::: Dataset extract :::

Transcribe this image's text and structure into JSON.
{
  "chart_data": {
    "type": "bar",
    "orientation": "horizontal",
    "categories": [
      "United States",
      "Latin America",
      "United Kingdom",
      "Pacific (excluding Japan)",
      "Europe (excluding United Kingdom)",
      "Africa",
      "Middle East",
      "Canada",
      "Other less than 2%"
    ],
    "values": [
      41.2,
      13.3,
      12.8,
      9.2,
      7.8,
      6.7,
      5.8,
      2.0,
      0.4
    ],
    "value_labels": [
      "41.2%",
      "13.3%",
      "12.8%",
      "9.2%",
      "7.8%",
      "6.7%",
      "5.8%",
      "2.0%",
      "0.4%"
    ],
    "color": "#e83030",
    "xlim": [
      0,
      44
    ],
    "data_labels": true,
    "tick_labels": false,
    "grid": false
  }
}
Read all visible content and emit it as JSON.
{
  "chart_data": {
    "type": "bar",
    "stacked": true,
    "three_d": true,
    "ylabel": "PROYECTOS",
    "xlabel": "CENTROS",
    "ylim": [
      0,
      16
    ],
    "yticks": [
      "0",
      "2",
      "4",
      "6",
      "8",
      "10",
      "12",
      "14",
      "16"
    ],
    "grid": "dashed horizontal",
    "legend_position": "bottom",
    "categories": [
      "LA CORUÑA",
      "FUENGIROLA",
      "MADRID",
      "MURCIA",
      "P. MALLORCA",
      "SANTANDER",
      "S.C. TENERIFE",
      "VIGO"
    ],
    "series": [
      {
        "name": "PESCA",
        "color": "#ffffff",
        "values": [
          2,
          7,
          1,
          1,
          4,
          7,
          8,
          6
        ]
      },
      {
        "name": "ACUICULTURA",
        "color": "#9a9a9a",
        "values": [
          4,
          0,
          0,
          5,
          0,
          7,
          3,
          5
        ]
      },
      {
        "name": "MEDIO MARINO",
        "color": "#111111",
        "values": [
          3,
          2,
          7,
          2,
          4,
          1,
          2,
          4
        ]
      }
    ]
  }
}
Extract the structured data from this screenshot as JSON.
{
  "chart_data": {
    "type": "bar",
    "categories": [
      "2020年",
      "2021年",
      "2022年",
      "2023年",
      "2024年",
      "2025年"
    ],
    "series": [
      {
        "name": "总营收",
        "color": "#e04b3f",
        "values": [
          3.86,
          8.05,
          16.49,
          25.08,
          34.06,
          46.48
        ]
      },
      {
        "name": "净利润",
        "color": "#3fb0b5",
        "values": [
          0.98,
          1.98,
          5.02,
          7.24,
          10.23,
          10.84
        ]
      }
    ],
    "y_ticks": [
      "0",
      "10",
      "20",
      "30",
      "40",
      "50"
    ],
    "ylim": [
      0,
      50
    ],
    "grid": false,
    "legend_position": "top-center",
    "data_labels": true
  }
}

:::

> **Exercise details**: Copy out the whole listing, exactly as written.

> **Solved problem**:
Transcribe this image's text and structure into JSON.
{
  "chart_data": {
    "type": "bar",
    "orientation": "horizontal",
    "categories": [
      "United States",
      "Latin America",
      "United Kingdom",
      "Pacific (excluding Japan)",
      "Europe (excluding United Kingdom)",
      "Africa",
      "Middle East",
      "Canada",
      "Other less than 2%"
    ],
    "values": [
      41.2,
      13.3,
      12.8,
      9.2,
      7.8,
      6.7,
      5.8,
      2.0,
      0.4
    ],
    "value_labels": [
      "41.2%",
      "13.3%",
      "12.8%",
      "9.2%",
      "7.8%",
      "6.7%",
      "5.8%",
      "2.0%",
      "0.4%"
    ],
    "color": "#e83030",
    "xlim": [
      0,
      44
    ],
    "data_labels": true,
    "tick_labels": false,
    "grid": false
  }
}
Read all visible content and emit it as JSON.
{
  "chart_data": {
    "type": "bar",
    "stacked": true,
    "three_d": true,
    "ylabel": "PROYECTOS",
    "xlabel": "CENTROS",
    "ylim": [
      0,
      16
    ],
    "yticks": [
      "0",
      "2",
      "4",
      "6",
      "8",
      "10",
      "12",
      "14",
      "16"
    ],
    "grid": "dashed horizontal",
    "legend_position": "bottom",
    "categories": [
      "LA CORUÑA",
      "FUENGIROLA",
      "MADRID",
      "MURCIA",
      "P. MALLORCA",
      "SANTANDER",
      "S.C. TENERIFE",
      "VIGO"
    ],
    "series": [
      {
        "name": "PESCA",
        "color": "#ffffff",
        "values": [
          2,
          7,
          1,
          1,
          4,
          7,
          8,
          6
        ]
      },
      {
        "name": "ACUICULTURA",
        "color": "#9a9a9a",
        "values": [
          4,
          0,
          0,
          5,
          0,
          7,
          3,
          5
        ]
      },
      {
        "name": "MEDIO MARINO",
        "color": "#111111",
        "values": [
          3,
          2,
          7,
          2,
          4,
          1,
          2,
          4
        ]
      }
    ]
  }
}
Extract the structured data from this screenshot as JSON.
{
  "chart_data": {
    "type": "bar",
    "categories": [
      "2020年",
      "2021年",
      "2022年",
      "2023年",
      "2024年",
      "2025年"
    ],
    "series": [
      {
        "name": "总营收",
        "color": "#e04b3f",
        "values": [
          3.86,
          8.05,
          16.49,
          25.08,
          34.06,
          46.48
        ]
      },
      {
        "name": "净利润",
        "color": "#3fb0b5",
        "values": [
          0.98,
          1.98,
          5.02,
          7.24,
          10.23,
          10.84
        ]
      }
    ],
    "y_ticks": [
      "0",
      "10",
      "20",
      "30",
      "40",
      "50"
    ],
    "ylim": [
      0,
      50
    ],
    "grid": false,
    "legend_position": "top-center",
    "data_labels": true
  }
}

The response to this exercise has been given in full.